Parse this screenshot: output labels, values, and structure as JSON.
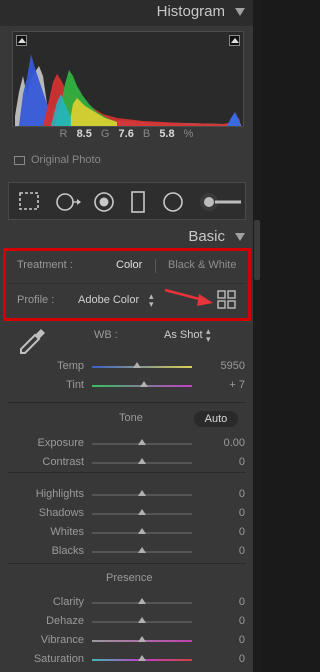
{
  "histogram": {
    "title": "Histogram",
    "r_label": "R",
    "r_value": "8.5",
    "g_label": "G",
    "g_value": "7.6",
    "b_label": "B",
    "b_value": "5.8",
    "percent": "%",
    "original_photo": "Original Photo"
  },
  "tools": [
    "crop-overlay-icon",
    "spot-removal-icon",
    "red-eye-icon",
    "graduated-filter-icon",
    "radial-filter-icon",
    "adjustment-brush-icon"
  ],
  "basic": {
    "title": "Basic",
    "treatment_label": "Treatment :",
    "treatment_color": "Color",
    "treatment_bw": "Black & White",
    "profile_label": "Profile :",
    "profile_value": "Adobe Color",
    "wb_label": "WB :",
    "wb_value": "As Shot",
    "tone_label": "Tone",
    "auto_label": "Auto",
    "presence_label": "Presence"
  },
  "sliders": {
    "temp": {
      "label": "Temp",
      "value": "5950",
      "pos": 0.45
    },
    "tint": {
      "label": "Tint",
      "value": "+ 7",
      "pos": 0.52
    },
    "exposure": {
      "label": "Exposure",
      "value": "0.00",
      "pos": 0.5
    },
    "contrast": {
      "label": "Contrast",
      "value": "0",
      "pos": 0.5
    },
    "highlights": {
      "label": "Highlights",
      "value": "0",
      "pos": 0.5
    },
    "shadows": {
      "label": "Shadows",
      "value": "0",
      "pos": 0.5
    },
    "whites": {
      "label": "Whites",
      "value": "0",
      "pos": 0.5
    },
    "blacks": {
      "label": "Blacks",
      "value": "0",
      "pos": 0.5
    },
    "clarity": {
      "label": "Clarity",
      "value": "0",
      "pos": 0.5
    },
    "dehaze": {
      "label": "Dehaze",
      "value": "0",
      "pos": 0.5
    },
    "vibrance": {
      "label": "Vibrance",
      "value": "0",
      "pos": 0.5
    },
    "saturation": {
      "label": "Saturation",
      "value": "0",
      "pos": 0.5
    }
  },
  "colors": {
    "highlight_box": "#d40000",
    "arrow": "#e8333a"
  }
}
########################################
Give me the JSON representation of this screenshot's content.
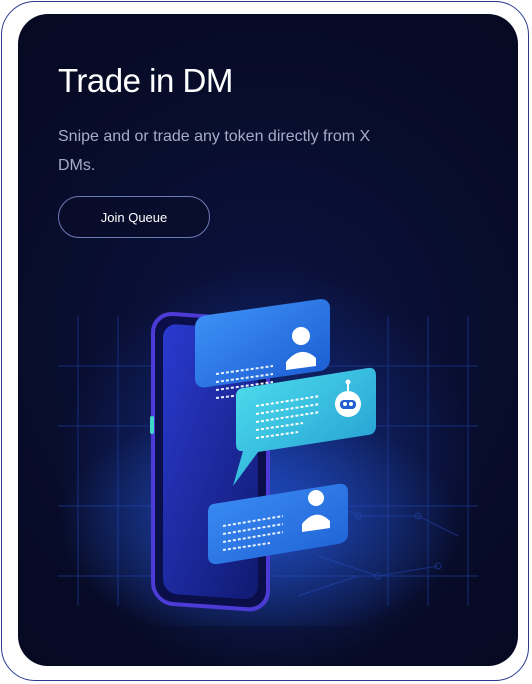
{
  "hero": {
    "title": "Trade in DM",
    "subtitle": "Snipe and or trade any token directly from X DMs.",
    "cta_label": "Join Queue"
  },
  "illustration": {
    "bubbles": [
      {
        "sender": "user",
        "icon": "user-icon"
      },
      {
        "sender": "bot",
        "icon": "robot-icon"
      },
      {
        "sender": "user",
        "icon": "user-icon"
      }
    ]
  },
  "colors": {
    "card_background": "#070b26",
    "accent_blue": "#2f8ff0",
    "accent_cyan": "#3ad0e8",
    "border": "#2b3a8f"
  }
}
########################################
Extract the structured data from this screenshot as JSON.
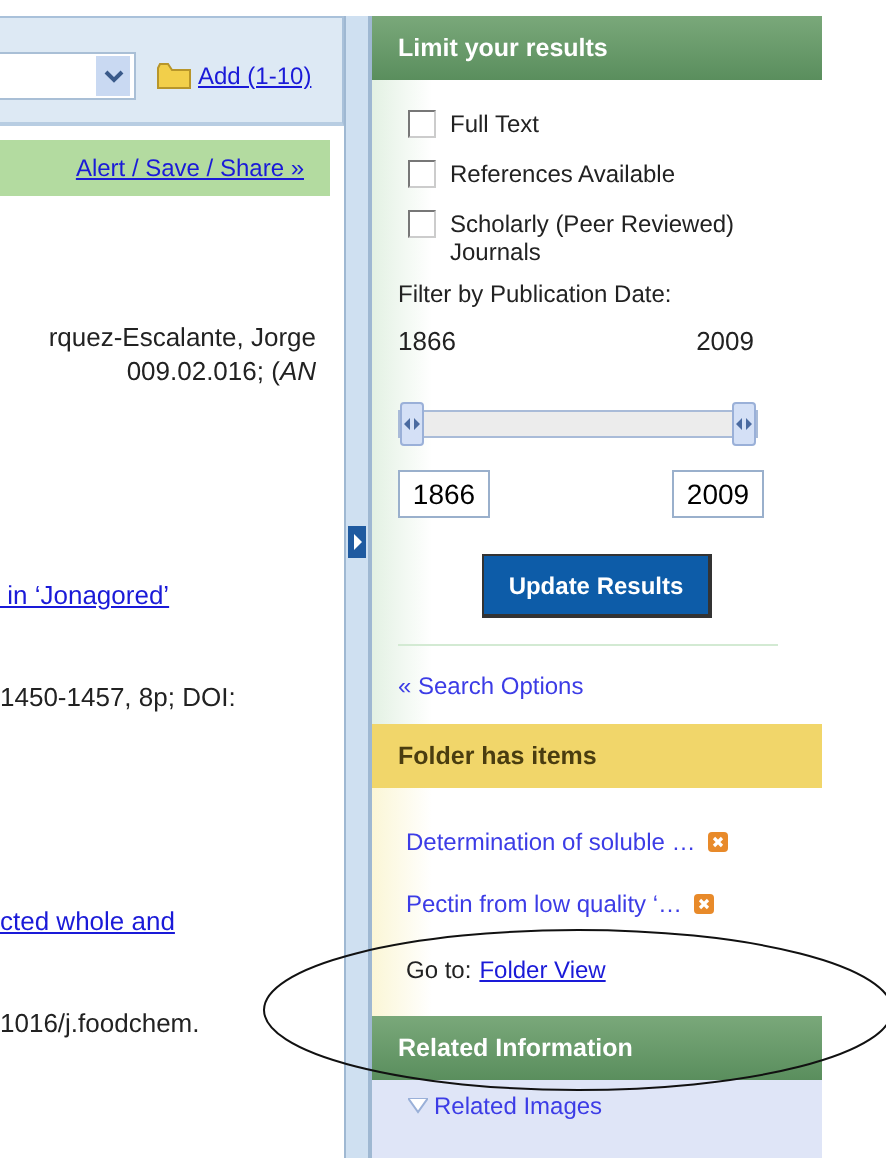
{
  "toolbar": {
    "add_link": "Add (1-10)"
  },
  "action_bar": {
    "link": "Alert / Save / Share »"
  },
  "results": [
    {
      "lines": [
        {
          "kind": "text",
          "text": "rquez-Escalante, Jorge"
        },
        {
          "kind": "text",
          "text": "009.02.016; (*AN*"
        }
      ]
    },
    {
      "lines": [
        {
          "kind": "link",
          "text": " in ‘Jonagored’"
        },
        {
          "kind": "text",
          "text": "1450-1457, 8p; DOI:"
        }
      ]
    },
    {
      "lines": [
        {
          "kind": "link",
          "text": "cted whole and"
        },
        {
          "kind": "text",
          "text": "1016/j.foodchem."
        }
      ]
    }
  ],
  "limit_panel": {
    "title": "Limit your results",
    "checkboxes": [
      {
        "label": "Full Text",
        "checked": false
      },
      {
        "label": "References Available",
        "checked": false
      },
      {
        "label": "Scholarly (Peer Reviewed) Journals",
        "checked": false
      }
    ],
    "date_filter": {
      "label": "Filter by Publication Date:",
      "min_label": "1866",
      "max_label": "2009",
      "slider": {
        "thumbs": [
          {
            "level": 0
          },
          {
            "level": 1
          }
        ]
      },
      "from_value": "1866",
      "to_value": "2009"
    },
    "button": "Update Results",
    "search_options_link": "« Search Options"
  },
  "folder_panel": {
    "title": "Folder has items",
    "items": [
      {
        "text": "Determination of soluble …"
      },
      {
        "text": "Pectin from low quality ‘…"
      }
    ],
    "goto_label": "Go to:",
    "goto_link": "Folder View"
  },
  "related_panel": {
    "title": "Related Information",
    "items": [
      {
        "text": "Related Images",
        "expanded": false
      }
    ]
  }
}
########################################
Some lines of the records may hold the word "this". How many do? Answer with a number and nothing else.

• [COMPLETE ANSWER]: 3